提示文書>
┏━━

説明

ゴルフクラブシャフト

【課題】
シャフトのフープ層が他のプリプレグ層と交差しないようにフープ層とストレート層のプリプレグを任意の整数回だけ巻回し、シャフトの曲がりを抑制するとともに強度と剛性を改善したシャフトを提供すること、ならびに、フープ層のプリプレグをマンドレルへ容易に巻きつけられるゴルフクラブシャフトの製造方法の提供を目的とする。
【解決手段】
炭素繊維強化樹脂層を積層してなり、シャフトの軸方向に対して前記炭素繊維強化樹脂層の炭素繊維を90度±10度の角度で配向させたフープ層を少なくとも1以上有するゴルフクラブシャフトにおいて、第一ストレート層を構成するプリプレグの上にフープ層を構成するプリプレグを重ね合わせ、前記フープ層を構成するプリプレグの上に第二ストレート層を構成するプリプレグを重ね合わせて中間部材とし、中間部材を第一ストレート層が内側になるようにマンドレルに巻きつけゴルフクラブシャフトを製造する。

【発明の詳細な説明】
【技術分野】
【0001】
本発明は、炭素繊維強化樹脂層を積層してなるゴルフクラブシャフトに関し、特にシャフトの曲がりを軽減したことを特徴とするゴルフクラブシャフトに関する。
【背景技術】
【0002】
炭素繊維強化樹脂層を積層してなるゴルフクラブシャフト、特に軽量シャフトでは、曲げ強度確保のために、シャフト軸線方向に対して炭素繊維がほぼ90度になるフープ層を設けている。フープ層はシャフトの外側に近い層に設けると特に円管つぶれ強度に対して効果が高い。またシャフトの曲げ剛性を調整するために、シャフト軸線方向に対して炭素繊維がほぼ0度になるストレート層も設けられる。ストレート層もシャフトの外側に近い層に設けると曲げ剛性を高くする効果が高い。このためフープ層とストレート層はシャフト外側に近い層で互いに隣接して設けることが望ましい。

┗━━

データ行>
┏━━

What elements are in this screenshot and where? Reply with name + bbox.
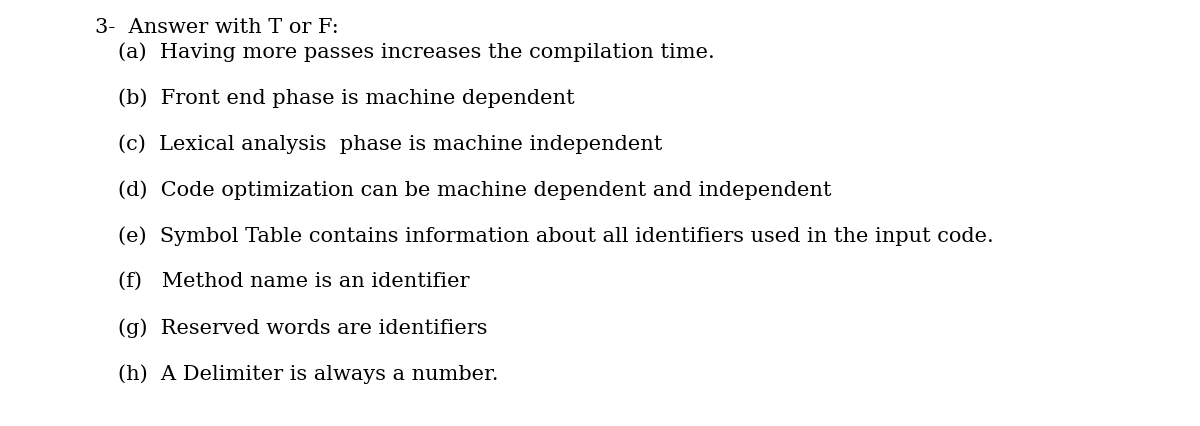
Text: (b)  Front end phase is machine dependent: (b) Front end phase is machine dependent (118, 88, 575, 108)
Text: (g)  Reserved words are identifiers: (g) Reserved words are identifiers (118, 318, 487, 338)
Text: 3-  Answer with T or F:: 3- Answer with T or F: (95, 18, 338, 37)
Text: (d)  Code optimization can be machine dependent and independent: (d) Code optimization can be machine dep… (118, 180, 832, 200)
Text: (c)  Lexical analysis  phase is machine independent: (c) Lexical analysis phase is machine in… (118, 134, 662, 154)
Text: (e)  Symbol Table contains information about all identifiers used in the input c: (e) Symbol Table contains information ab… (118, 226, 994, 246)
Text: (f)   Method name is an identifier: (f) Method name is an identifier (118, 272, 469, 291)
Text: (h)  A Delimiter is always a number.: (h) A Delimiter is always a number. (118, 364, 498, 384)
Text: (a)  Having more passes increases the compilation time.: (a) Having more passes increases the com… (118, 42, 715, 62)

┗━━

課題 1> ゴルフクラブシャフトに関する提示文書によれば、ストレート層では炭素繊維がシャフト軸線方向に対してほぼ何度になるか。
課題 2> エントリのうち、「88, 575, 108)」を含む行から「364, 498, 384)」を含む行までを、両端の行も含めて一字一句そのまま書き出してください。

出力全文 1> ほぼ0度です。

出力全文 2>
Text: (b)  Front end phase is machine dependent: (b) Front end phase is machine dependent (118, 88, 575, 108)
Text: (g)  Reserved words are identifiers: (g) Reserved words are identifiers (118, 318, 487, 338)
Text: 3-  Answer with T or F:: 3- Answer with T or F: (95, 18, 338, 37)
Text: (d)  Code optimization can be machine dependent and independent: (d) Code optimization can be machine dep… (118, 180, 832, 200)
Text: (c)  Lexical analysis  phase is machine independent: (c) Lexical analysis phase is machine in… (118, 134, 662, 154)
Text: (e)  Symbol Table contains information about all identifiers used in the input c: (e) Symbol Table contains information ab… (118, 226, 994, 246)
Text: (f)   Method name is an identifier: (f) Method name is an identifier (118, 272, 469, 291)
Text: (h)  A Delimiter is always a number.: (h) A Delimiter is always a number. (118, 364, 498, 384)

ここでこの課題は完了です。